### DATA ROWS
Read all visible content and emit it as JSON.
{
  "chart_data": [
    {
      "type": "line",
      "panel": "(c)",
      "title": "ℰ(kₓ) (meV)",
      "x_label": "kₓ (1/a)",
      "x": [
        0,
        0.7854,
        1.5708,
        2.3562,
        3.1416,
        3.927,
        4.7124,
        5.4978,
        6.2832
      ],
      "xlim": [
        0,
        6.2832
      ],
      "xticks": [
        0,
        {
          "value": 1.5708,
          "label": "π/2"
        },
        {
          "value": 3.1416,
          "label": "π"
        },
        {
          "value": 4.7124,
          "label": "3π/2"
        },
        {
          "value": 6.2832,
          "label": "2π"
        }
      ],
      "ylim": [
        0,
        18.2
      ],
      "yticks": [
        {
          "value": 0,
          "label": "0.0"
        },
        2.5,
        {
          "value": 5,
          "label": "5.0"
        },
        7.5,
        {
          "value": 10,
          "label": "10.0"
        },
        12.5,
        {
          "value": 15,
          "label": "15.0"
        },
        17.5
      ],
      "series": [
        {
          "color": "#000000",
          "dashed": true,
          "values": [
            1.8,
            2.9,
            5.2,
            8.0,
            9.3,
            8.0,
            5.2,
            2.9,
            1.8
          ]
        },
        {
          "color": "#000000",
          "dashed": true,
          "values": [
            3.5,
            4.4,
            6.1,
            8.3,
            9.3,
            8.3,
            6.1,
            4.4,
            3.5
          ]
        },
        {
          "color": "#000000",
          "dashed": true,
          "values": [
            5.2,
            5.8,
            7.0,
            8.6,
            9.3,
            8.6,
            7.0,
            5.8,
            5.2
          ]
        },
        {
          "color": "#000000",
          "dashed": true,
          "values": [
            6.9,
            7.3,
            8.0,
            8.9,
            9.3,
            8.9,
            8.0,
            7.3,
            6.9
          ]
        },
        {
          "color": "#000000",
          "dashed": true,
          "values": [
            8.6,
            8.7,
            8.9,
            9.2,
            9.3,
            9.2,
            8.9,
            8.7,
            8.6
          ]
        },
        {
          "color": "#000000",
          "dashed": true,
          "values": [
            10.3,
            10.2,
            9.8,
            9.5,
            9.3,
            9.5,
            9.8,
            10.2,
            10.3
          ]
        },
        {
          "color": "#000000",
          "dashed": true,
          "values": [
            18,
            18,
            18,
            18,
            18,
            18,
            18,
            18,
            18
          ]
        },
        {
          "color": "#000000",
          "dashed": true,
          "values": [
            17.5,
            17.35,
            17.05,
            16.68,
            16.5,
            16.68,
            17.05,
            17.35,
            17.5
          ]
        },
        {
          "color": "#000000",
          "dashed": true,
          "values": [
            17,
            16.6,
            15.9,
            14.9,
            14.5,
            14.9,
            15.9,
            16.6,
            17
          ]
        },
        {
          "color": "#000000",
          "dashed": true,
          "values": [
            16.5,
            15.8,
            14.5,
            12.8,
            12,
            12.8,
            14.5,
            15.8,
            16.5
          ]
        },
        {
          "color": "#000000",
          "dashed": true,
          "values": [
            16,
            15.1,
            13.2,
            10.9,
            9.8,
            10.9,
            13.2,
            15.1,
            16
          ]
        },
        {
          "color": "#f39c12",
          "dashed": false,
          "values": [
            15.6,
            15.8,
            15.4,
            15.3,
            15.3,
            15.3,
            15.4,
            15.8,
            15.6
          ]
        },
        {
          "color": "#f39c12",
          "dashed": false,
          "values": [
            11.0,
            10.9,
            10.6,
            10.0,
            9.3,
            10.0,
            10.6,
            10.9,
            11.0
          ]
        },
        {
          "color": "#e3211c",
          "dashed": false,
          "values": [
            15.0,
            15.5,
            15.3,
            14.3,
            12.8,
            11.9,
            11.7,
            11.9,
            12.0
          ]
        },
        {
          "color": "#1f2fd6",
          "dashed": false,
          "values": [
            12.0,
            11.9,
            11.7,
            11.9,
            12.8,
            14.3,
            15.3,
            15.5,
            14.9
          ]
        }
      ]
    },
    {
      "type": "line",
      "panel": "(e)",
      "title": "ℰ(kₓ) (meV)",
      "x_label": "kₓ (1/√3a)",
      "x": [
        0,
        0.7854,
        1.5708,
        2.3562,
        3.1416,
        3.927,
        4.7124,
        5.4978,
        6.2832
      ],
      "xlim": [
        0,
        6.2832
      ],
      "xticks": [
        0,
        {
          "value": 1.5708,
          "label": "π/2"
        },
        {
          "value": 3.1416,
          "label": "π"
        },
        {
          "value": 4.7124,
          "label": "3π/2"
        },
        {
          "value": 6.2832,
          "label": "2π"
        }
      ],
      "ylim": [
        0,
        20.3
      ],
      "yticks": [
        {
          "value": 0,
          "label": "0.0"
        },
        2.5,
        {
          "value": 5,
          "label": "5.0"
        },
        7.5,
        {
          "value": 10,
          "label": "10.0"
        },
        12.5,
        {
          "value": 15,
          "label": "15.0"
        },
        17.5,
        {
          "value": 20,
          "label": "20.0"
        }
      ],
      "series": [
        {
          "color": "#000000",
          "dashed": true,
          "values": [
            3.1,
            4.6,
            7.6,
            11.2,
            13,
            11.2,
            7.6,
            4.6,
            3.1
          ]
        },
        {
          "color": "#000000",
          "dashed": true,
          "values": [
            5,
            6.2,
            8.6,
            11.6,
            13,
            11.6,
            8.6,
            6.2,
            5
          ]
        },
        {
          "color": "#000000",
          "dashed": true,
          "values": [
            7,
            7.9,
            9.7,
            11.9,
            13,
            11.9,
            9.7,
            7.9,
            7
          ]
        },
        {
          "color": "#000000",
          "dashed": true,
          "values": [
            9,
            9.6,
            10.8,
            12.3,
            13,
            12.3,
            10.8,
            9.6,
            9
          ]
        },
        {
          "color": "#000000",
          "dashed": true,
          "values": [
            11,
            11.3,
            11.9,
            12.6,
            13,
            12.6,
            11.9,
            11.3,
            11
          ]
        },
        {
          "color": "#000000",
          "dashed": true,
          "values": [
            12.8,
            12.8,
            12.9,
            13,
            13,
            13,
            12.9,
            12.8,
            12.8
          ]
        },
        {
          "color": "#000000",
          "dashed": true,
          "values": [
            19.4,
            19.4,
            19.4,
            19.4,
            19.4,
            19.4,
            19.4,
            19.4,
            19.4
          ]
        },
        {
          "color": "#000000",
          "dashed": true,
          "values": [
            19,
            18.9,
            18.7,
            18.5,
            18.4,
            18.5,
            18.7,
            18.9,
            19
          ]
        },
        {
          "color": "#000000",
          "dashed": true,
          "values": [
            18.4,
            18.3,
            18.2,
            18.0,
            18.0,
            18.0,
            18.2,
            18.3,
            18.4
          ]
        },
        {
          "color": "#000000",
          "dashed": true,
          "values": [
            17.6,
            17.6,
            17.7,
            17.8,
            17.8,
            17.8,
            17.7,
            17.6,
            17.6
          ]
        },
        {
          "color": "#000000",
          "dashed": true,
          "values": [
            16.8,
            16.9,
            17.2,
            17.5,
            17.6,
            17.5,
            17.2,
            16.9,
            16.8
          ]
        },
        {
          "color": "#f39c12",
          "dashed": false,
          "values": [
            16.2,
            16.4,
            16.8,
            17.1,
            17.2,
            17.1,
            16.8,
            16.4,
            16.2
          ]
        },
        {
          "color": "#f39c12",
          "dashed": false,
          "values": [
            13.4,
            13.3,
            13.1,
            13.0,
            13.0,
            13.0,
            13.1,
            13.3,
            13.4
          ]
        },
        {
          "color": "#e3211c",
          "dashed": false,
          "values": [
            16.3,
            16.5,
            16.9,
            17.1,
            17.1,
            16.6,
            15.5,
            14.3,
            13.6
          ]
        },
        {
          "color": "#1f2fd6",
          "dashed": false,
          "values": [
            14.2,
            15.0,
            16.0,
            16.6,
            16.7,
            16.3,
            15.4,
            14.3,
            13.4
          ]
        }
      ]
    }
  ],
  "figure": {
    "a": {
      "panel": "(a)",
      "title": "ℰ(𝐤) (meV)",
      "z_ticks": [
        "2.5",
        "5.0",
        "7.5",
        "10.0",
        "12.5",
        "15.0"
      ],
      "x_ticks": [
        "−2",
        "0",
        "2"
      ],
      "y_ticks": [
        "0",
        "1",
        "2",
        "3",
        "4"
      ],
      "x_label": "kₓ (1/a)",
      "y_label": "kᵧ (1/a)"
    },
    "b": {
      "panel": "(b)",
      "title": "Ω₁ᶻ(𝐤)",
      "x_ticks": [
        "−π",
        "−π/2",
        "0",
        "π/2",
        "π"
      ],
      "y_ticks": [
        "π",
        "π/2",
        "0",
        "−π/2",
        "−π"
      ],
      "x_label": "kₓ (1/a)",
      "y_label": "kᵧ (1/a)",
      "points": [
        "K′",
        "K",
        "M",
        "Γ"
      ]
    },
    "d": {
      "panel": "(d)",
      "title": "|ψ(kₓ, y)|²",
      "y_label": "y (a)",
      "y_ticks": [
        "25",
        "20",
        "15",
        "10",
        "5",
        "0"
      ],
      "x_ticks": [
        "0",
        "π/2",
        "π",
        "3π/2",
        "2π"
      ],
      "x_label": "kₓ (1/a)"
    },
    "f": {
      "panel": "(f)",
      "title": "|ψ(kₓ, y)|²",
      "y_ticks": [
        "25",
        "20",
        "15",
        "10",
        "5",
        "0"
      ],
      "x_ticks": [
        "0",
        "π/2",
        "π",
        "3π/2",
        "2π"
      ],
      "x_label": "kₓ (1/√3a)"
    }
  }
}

### EXERCISE
Pick out the lines that contain "panel" and copy them.

### FINISHED TASK
      "panel": "(c)",
      "panel": "(e)",
      "panel": "(a)",
      "panel": "(b)",
      "panel": "(d)",
      "panel": "(f)",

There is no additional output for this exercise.